[Collection entries]
↓↓↓
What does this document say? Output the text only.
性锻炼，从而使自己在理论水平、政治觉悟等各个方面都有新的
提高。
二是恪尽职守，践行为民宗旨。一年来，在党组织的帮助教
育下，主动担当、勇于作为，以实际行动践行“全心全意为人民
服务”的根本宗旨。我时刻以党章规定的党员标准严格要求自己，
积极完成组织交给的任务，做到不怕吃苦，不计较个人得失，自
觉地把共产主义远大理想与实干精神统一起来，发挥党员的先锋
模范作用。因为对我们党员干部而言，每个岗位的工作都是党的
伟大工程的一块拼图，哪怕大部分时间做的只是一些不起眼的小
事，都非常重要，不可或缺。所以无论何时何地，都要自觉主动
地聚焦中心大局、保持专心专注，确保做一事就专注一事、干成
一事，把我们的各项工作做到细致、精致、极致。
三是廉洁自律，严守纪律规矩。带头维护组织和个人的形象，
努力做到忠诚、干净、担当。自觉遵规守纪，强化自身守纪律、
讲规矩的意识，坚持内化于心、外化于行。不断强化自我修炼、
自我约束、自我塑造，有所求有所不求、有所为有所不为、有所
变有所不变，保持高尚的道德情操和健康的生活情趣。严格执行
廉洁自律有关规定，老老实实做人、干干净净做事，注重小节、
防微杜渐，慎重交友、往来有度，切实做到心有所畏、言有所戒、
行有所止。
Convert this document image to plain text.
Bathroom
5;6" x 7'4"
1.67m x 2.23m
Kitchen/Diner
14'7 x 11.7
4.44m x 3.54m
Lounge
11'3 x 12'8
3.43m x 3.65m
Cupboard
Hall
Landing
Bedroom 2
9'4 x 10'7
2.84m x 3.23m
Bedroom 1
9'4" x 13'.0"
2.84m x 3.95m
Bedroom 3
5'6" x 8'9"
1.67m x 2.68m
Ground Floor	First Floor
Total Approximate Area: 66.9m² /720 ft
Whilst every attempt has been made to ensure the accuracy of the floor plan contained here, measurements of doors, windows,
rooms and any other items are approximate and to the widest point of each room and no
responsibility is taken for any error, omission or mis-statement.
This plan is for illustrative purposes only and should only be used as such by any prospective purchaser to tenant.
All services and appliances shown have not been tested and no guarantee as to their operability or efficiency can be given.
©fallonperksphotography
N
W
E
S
↑↑↑
DIRECTION ->
Reproduce every line of the listing above in which the string "only" appears.

WORKED ANSWER ->
What does this document say? Output the text only.
This plan is for illustrative purposes only and should only be used as such by any prospective purchaser to tenant.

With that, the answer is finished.